» **Written task**
Separate out the lines that hold "JSON".

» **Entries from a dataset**
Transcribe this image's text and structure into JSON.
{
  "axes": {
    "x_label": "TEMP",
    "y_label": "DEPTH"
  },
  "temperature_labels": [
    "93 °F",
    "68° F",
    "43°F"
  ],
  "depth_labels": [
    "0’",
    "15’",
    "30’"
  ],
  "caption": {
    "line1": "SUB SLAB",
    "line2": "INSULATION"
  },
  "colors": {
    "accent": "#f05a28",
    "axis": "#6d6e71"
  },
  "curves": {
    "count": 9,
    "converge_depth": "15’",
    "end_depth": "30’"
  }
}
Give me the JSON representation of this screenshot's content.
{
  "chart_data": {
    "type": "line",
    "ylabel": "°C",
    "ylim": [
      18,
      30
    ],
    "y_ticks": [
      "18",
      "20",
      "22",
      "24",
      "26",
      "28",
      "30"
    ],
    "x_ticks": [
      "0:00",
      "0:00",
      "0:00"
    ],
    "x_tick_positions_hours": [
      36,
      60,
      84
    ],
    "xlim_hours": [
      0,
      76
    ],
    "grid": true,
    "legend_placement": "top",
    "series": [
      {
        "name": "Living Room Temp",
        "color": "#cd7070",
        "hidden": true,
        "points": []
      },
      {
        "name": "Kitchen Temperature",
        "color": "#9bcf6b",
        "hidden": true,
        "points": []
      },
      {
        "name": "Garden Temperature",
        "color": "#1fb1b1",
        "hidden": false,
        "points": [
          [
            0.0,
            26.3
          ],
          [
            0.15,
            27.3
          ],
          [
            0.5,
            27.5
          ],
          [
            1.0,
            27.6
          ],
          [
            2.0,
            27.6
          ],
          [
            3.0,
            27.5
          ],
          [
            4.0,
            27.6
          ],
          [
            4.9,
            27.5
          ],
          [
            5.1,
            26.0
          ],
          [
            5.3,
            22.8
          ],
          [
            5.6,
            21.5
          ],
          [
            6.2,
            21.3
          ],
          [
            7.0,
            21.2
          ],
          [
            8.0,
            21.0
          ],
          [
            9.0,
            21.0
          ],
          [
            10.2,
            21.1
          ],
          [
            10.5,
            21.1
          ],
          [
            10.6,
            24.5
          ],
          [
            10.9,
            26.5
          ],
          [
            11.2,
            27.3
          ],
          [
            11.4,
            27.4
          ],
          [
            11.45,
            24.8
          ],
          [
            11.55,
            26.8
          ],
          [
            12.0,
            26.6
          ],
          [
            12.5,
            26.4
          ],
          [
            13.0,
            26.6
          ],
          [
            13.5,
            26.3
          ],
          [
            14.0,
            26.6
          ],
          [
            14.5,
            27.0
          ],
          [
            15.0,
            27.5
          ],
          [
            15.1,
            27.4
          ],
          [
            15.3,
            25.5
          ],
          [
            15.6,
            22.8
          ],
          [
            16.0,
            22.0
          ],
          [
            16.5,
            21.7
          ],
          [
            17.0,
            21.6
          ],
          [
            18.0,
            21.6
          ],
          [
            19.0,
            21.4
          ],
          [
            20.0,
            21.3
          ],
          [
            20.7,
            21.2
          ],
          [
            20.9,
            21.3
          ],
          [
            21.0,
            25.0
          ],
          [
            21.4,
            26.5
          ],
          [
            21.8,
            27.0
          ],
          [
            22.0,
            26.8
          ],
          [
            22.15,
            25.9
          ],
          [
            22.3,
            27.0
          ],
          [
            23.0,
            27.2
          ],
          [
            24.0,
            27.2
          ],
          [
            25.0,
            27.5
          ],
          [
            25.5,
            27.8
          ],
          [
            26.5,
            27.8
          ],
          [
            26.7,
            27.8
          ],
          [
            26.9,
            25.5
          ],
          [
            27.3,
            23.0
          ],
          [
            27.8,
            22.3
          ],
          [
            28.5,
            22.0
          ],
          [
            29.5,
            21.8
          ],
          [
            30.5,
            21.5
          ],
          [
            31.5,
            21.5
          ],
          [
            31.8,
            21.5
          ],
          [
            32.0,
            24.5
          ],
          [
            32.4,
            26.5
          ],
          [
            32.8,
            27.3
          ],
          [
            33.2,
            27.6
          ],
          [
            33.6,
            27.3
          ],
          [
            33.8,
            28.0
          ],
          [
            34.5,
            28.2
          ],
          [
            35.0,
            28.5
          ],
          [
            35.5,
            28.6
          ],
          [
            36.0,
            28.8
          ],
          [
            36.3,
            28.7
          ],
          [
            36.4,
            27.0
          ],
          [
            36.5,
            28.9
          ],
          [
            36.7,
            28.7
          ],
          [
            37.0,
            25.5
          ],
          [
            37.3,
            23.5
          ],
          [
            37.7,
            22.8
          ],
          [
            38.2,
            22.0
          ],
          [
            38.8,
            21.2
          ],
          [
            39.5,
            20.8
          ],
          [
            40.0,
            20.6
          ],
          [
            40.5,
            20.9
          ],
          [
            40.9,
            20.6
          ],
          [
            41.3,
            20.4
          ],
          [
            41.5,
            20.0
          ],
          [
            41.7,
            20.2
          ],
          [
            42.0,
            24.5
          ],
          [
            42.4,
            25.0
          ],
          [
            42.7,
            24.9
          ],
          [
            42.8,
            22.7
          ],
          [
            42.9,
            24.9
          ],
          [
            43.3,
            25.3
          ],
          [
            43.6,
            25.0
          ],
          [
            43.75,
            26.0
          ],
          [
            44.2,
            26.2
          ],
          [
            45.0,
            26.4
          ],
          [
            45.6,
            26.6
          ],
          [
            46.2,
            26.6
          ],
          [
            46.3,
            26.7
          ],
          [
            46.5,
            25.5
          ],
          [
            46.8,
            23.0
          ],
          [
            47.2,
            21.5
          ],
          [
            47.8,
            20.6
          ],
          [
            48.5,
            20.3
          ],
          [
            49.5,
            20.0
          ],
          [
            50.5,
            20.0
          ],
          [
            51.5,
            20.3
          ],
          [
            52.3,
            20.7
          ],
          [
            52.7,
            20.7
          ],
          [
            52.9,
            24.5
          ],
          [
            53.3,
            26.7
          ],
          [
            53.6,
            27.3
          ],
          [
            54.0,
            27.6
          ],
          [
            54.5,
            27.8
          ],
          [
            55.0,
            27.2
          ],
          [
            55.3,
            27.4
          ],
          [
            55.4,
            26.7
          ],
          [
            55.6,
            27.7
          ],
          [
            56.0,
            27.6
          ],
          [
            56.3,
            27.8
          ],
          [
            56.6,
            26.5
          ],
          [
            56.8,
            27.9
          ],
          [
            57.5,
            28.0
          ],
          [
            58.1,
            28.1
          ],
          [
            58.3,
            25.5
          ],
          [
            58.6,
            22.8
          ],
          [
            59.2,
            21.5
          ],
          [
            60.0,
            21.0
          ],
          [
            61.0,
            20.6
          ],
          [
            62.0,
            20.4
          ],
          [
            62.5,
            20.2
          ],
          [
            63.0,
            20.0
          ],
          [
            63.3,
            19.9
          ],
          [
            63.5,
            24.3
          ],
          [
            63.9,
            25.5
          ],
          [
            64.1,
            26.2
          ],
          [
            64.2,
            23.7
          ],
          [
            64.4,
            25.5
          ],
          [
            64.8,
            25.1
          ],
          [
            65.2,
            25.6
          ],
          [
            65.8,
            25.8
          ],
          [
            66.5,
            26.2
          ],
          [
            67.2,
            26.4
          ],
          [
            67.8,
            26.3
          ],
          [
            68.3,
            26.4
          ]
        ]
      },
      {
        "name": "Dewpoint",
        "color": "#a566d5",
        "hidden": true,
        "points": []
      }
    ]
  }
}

» **Task output**
Transcribe this image's text and structure into JSON.
Give me the JSON representation of this screenshot's content.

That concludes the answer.